Work order>
Pick out every line in the data below that holds "computadora".

Data provided>
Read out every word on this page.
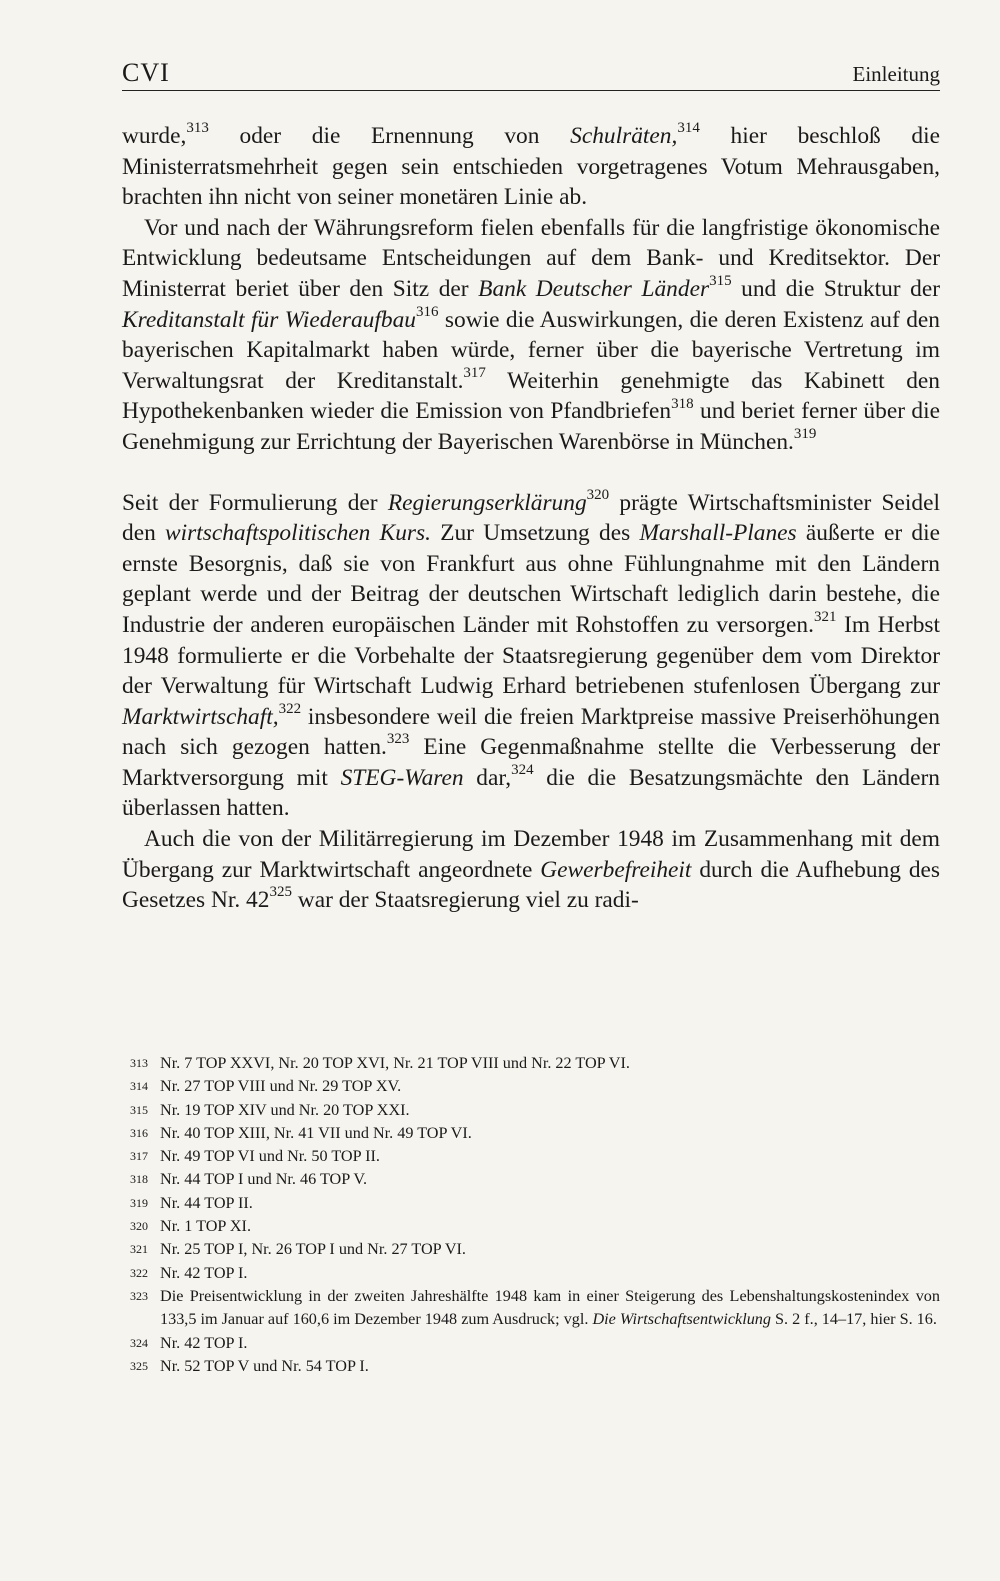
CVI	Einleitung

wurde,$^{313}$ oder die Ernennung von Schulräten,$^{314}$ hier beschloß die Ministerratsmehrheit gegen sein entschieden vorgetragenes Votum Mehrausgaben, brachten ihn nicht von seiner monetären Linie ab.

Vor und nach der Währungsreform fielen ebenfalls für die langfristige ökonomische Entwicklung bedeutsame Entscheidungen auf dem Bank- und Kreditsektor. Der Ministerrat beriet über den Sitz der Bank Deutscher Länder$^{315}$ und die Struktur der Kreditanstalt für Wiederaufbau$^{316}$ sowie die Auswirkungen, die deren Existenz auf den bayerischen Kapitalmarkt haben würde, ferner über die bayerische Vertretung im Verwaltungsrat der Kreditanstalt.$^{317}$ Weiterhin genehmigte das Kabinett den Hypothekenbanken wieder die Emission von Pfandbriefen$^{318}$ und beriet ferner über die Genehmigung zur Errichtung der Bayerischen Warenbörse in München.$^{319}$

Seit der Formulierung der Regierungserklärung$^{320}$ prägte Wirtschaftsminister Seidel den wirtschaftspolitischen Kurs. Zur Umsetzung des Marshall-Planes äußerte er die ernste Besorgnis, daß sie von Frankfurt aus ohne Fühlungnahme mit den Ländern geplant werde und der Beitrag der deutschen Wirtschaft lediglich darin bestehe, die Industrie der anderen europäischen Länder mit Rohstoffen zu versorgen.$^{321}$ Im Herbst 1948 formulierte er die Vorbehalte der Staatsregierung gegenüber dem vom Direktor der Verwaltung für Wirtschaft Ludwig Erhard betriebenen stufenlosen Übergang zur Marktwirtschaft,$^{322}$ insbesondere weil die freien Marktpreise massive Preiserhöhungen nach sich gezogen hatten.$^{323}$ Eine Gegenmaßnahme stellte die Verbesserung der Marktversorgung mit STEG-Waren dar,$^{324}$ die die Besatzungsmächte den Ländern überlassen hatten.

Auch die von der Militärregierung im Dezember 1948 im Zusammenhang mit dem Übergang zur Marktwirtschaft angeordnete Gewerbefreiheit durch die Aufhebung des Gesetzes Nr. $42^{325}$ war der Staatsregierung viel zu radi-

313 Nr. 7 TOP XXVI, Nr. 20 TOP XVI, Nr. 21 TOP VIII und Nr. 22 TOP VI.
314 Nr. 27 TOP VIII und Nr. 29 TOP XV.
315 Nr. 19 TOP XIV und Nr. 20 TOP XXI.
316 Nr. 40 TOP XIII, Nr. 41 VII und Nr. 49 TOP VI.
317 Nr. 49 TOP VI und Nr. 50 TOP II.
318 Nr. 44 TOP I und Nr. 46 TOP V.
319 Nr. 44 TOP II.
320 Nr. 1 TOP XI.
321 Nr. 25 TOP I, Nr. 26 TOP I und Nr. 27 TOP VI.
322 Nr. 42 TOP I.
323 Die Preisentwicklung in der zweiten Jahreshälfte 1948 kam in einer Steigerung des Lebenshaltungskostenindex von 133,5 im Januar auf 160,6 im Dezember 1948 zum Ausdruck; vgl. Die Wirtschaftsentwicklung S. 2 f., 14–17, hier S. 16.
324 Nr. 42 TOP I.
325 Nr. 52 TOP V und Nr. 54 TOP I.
==
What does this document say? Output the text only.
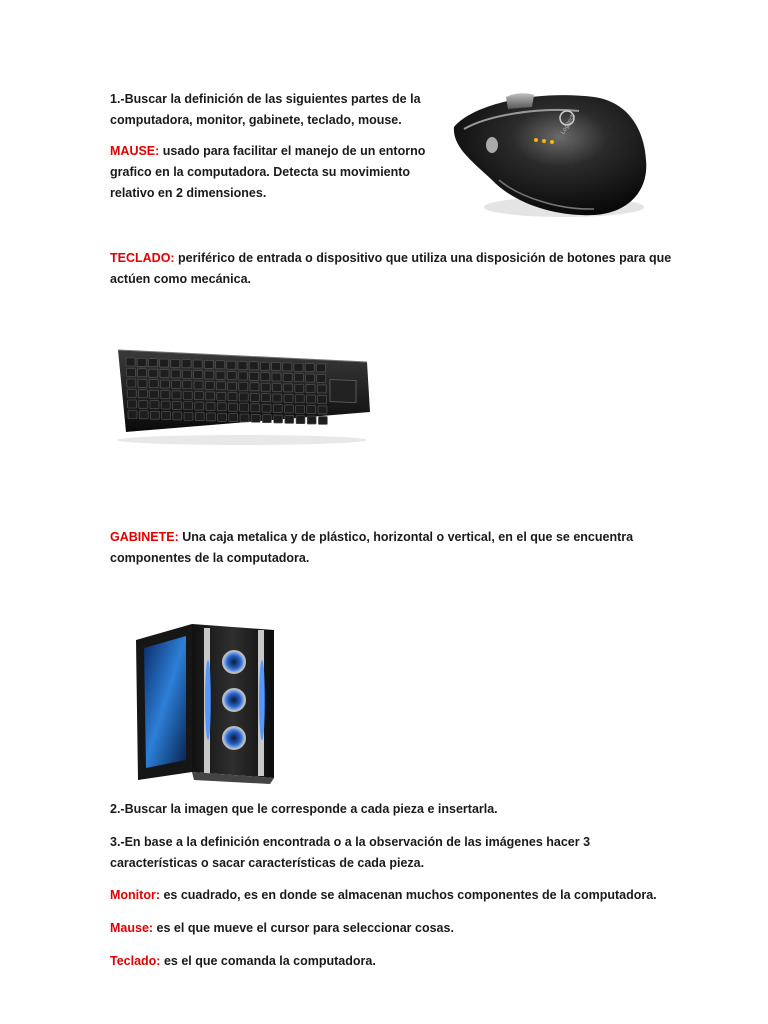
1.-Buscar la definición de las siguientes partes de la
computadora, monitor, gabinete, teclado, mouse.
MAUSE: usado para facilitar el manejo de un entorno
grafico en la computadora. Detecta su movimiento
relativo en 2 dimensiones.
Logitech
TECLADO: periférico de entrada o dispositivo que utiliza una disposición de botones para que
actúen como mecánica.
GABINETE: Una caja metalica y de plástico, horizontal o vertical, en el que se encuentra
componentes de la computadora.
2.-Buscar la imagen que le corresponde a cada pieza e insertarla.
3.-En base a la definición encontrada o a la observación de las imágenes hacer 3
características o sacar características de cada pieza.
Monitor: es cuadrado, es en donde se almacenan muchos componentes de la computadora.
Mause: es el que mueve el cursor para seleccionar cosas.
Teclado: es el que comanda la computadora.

Exercise result>
computadora, monitor, gabinete, teclado, mouse.
grafico en la computadora. Detecta su movimiento
componentes de la computadora.
Monitor: es cuadrado, es en donde se almacenan muchos componentes de la computadora.
Teclado: es el que comanda la computadora.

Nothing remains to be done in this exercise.